AIM =
Return the lines below that carry the word "dark".

Raw records:
_ _ _ _ _

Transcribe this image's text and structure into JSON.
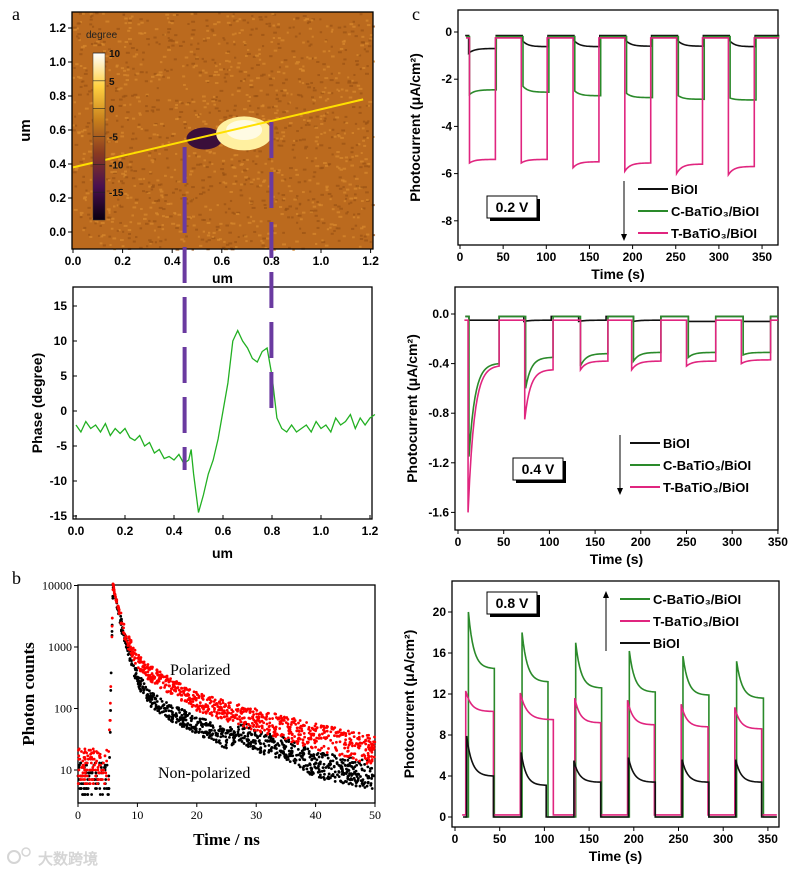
{
  "figure": {
    "panel_labels": {
      "a": "a",
      "b": "b",
      "c": "c"
    },
    "watermark": "大数跨境"
  },
  "chart_data": [
    {
      "id": "a-afm",
      "type": "heatmap",
      "title": "",
      "xlabel": "um",
      "ylabel": "um",
      "xlim": [
        0,
        1.2
      ],
      "ylim": [
        -0.1,
        1.3
      ],
      "xticks": [
        0,
        0.2,
        0.4,
        0.6,
        0.8,
        1.0,
        1.2
      ],
      "xtick_labels": [
        "0.0",
        "0.2",
        "0.4",
        "0.6",
        "0.8",
        "1.0",
        "1.2"
      ],
      "yticks": [
        0,
        0.2,
        0.4,
        0.6,
        0.8,
        1.0,
        1.2
      ],
      "ytick_labels": [
        "0.0",
        "0.2",
        "0.4",
        "0.6",
        "0.8",
        "1.0",
        "1.2"
      ],
      "colorbar": {
        "label": "degree",
        "range": [
          -20,
          10
        ],
        "ticks": [
          10,
          5,
          0,
          -5,
          -10,
          -15
        ],
        "tick_labels": [
          "10",
          "5",
          "0",
          "-5",
          "-10",
          "-15"
        ]
      },
      "line_profile": {
        "from": [
          0,
          0.38
        ],
        "to": [
          1.17,
          0.78
        ],
        "color": "#ffe000"
      },
      "markers_um": [
        0.45,
        0.8
      ],
      "marker_color": "#6a3aa0"
    },
    {
      "id": "a-phase",
      "type": "line",
      "title": "",
      "xlabel": "um",
      "ylabel": "Phase (degree)",
      "xlim": [
        0,
        1.22
      ],
      "ylim": [
        -15,
        17
      ],
      "xticks": [
        0,
        0.2,
        0.4,
        0.6,
        0.8,
        1.0,
        1.2
      ],
      "xtick_labels": [
        "0.0",
        "0.2",
        "0.4",
        "0.6",
        "0.8",
        "1.0",
        "1.2"
      ],
      "yticks": [
        15,
        10,
        5,
        0,
        -5,
        -10,
        -15
      ],
      "ytick_labels": [
        "15",
        "10",
        "5",
        "0",
        "-5",
        "-10",
        "-15"
      ],
      "color": "#22b022",
      "x": [
        0,
        0.02,
        0.04,
        0.06,
        0.08,
        0.1,
        0.12,
        0.14,
        0.16,
        0.18,
        0.2,
        0.22,
        0.24,
        0.26,
        0.28,
        0.3,
        0.32,
        0.34,
        0.36,
        0.38,
        0.4,
        0.42,
        0.44,
        0.46,
        0.47,
        0.48,
        0.5,
        0.52,
        0.54,
        0.56,
        0.58,
        0.6,
        0.62,
        0.64,
        0.66,
        0.68,
        0.7,
        0.72,
        0.74,
        0.76,
        0.78,
        0.8,
        0.82,
        0.84,
        0.86,
        0.88,
        0.9,
        0.92,
        0.94,
        0.96,
        0.98,
        1.0,
        1.02,
        1.04,
        1.06,
        1.08,
        1.1,
        1.12,
        1.14,
        1.16,
        1.18,
        1.2,
        1.22
      ],
      "y": [
        -2,
        -3,
        -1.5,
        -2.5,
        -2,
        -3,
        -1.8,
        -3.5,
        -2.5,
        -3.2,
        -2.5,
        -3.8,
        -4.2,
        -3.5,
        -5,
        -4.5,
        -6,
        -5.5,
        -6.8,
        -6.5,
        -7,
        -6.2,
        -7.5,
        -7,
        -5.5,
        -9,
        -14.5,
        -12,
        -9,
        -7,
        -4,
        0,
        4,
        10,
        11.5,
        10,
        9,
        7.5,
        7,
        8.5,
        9,
        5,
        -1,
        -2.5,
        -3,
        -2,
        -3,
        -2.5,
        -2,
        -3,
        -1.5,
        -2.5,
        -2,
        -3,
        -1,
        -2,
        -1.5,
        -0.5,
        -2.5,
        -1,
        -2,
        -1,
        -0.5
      ],
      "markers_um": [
        0.45,
        0.8
      ]
    },
    {
      "id": "b",
      "type": "scatter",
      "title": "",
      "xlabel": "Time / ns",
      "ylabel": "Photon counts",
      "yscale": "log",
      "xlim": [
        0,
        50
      ],
      "ylim": [
        3,
        10000
      ],
      "xticks": [
        0,
        10,
        20,
        30,
        40,
        50
      ],
      "xtick_labels": [
        "0",
        "10",
        "20",
        "30",
        "40",
        "50"
      ],
      "yticks": [
        10,
        100,
        1000,
        10000
      ],
      "ytick_labels": [
        "10",
        "100",
        "1000",
        "10000"
      ],
      "series": [
        {
          "name": "Polarized",
          "color": "#ff0000",
          "x": [
            0,
            5.2,
            5.9,
            7,
            8,
            10,
            12,
            15,
            20,
            25,
            30,
            35,
            40,
            45,
            50
          ],
          "y": [
            11,
            12,
            10000,
            3500,
            1500,
            600,
            380,
            250,
            130,
            90,
            65,
            48,
            35,
            27,
            20
          ]
        },
        {
          "name": "Non-polarized",
          "color": "#000000",
          "x": [
            0,
            5.2,
            5.9,
            7,
            8,
            10,
            12,
            15,
            20,
            25,
            27,
            30,
            35,
            40,
            45,
            50
          ],
          "y": [
            7,
            7,
            10000,
            3000,
            1200,
            300,
            150,
            90,
            55,
            32,
            45,
            30,
            22,
            12,
            10,
            8
          ]
        }
      ],
      "annotations": [
        "Polarized",
        "Non-polarized"
      ]
    },
    {
      "id": "c-0.2V",
      "type": "line",
      "title": "",
      "xlabel": "Time (s)",
      "ylabel": "Photocurrent (μA/cm²)",
      "xlim": [
        0,
        370
      ],
      "ylim": [
        -9,
        0.9
      ],
      "xticks": [
        0,
        50,
        100,
        150,
        200,
        250,
        300,
        350
      ],
      "xtick_labels": [
        "0",
        "50",
        "100",
        "150",
        "200",
        "250",
        "300",
        "350"
      ],
      "yticks": [
        0,
        -2,
        -4,
        -6,
        -8
      ],
      "ytick_labels": [
        "0",
        "-2",
        "-4",
        "-6",
        "-8"
      ],
      "bias_label": "0.2 V",
      "arrow": "down",
      "series": [
        {
          "name": "BiOI",
          "color": "#111111",
          "dark": -0.15,
          "cycles": [
            [
              10,
              42,
              -0.9,
              -0.7
            ],
            [
              72,
              102,
              -0.35,
              -0.62
            ],
            [
              132,
              162,
              -0.35,
              -0.62
            ],
            [
              192,
              222,
              -0.35,
              -0.6
            ],
            [
              252,
              282,
              -0.35,
              -0.6
            ],
            [
              312,
              342,
              -0.35,
              -0.62
            ]
          ]
        },
        {
          "name": "C-BaTiO₃/BiOI",
          "color": "#2a8a2a",
          "dark": -0.2,
          "cycles": [
            [
              11,
              42,
              -2.65,
              -2.45
            ],
            [
              73,
              103,
              -2.3,
              -2.55
            ],
            [
              133,
              163,
              -2.5,
              -2.7
            ],
            [
              193,
              223,
              -2.6,
              -2.78
            ],
            [
              253,
              283,
              -2.7,
              -2.85
            ],
            [
              313,
              343,
              -2.8,
              -2.88
            ]
          ]
        },
        {
          "name": "T-BaTiO₃/BiOI",
          "color": "#e0257f",
          "dark": -0.25,
          "cycles": [
            [
              11,
              41,
              -5.55,
              -5.4
            ],
            [
              71,
              101,
              -5.55,
              -5.4
            ],
            [
              131,
              161,
              -5.75,
              -5.5
            ],
            [
              191,
              221,
              -5.9,
              -5.55
            ],
            [
              251,
              281,
              -6.0,
              -5.6
            ],
            [
              311,
              341,
              -6.05,
              -5.7
            ]
          ]
        }
      ]
    },
    {
      "id": "c-0.4V",
      "type": "line",
      "title": "",
      "xlabel": "Time (s)",
      "ylabel": "Photocurrent (μA/cm²)",
      "xlim": [
        0,
        350
      ],
      "ylim": [
        -1.75,
        0.2
      ],
      "xticks": [
        0,
        50,
        100,
        150,
        200,
        250,
        300,
        350
      ],
      "xtick_labels": [
        "0",
        "50",
        "100",
        "150",
        "200",
        "250",
        "300",
        "350"
      ],
      "yticks": [
        0,
        -0.4,
        -0.8,
        -1.2,
        -1.6
      ],
      "ytick_labels": [
        "0.0",
        "-0.4",
        "-0.8",
        "-1.2",
        "-1.6"
      ],
      "bias_label": "0.4 V",
      "arrow": "down",
      "series": [
        {
          "name": "BiOI",
          "color": "#111111",
          "dark": -0.02,
          "cycles": [
            [
              12,
              45,
              -0.05,
              -0.05
            ],
            [
              72,
              102,
              -0.06,
              -0.05
            ],
            [
              132,
              162,
              -0.06,
              -0.05
            ],
            [
              192,
              222,
              -0.06,
              -0.05
            ],
            [
              252,
              282,
              -0.06,
              -0.06
            ],
            [
              312,
              342,
              -0.06,
              -0.06
            ]
          ]
        },
        {
          "name": "C-BaTiO₃/BiOI",
          "color": "#2a8a2a",
          "dark": -0.02,
          "cycles": [
            [
              12,
              45,
              -1.15,
              -0.4
            ],
            [
              74,
              104,
              -0.6,
              -0.35
            ],
            [
              134,
              164,
              -0.42,
              -0.32
            ],
            [
              192,
              222,
              -0.38,
              -0.31
            ],
            [
              252,
              282,
              -0.35,
              -0.31
            ],
            [
              312,
              342,
              -0.33,
              -0.31
            ]
          ]
        },
        {
          "name": "T-BaTiO₃/BiOI",
          "color": "#e0257f",
          "dark": -0.05,
          "cycles": [
            [
              11,
              45,
              -1.6,
              -0.42
            ],
            [
              73,
              104,
              -0.85,
              -0.45
            ],
            [
              134,
              164,
              -0.45,
              -0.38
            ],
            [
              190,
              222,
              -0.45,
              -0.38
            ],
            [
              250,
              282,
              -0.42,
              -0.38
            ],
            [
              310,
              342,
              -0.4,
              -0.37
            ]
          ]
        }
      ]
    },
    {
      "id": "c-0.8V",
      "type": "line",
      "title": "",
      "xlabel": "Time (s)",
      "ylabel": "Photocurrent (μA/cm²)",
      "xlim": [
        0,
        360
      ],
      "ylim": [
        -1,
        23
      ],
      "xticks": [
        0,
        50,
        100,
        150,
        200,
        250,
        300,
        350
      ],
      "xtick_labels": [
        "0",
        "50",
        "100",
        "150",
        "200",
        "250",
        "300",
        "350"
      ],
      "yticks": [
        0,
        4,
        8,
        12,
        16,
        20
      ],
      "ytick_labels": [
        "0",
        "4",
        "8",
        "12",
        "16",
        "20"
      ],
      "bias_label": "0.8 V",
      "arrow": "up",
      "series": [
        {
          "name": "C-BaTiO₃/BiOI",
          "color": "#2a8a2a",
          "dark": 0,
          "cycles": [
            [
              15,
              44,
              20,
              14.5
            ],
            [
              75,
              104,
              18,
              13.2
            ],
            [
              135,
              164,
              17,
              12.6
            ],
            [
              195,
              224,
              16.2,
              12.2
            ],
            [
              255,
              284,
              15.7,
              11.9
            ],
            [
              315,
              345,
              15.2,
              11.6
            ]
          ]
        },
        {
          "name": "T-BaTiO₃/BiOI",
          "color": "#e0257f",
          "dark": 0.2,
          "cycles": [
            [
              12,
              43,
              12.3,
              10.3
            ],
            [
              73,
              110,
              12.1,
              9.5
            ],
            [
              134,
              163,
              11.6,
              9.2
            ],
            [
              193,
              223,
              11.4,
              9.0
            ],
            [
              253,
              283,
              11.0,
              8.8
            ],
            [
              313,
              343,
              10.7,
              8.6
            ]
          ]
        },
        {
          "name": "BiOI",
          "color": "#111111",
          "dark": 0,
          "cycles": [
            [
              13,
              43,
              7.9,
              4.0
            ],
            [
              74,
              102,
              6.3,
              3.1
            ],
            [
              133,
              163,
              5.5,
              3.4
            ],
            [
              194,
              224,
              5.8,
              3.4
            ],
            [
              254,
              284,
              5.6,
              3.4
            ],
            [
              314,
              343,
              5.6,
              3.4
            ]
          ]
        }
      ]
    }
  ]
}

_ _ _ _ _

COMPLETE ANSWER =
          "dark": -0.15,
          "dark": -0.2,
          "dark": -0.25,
          "dark": -0.02,
          "dark": -0.02,
          "dark": -0.05,
          "dark": 0,
          "dark": 0.2,
          "dark": 0,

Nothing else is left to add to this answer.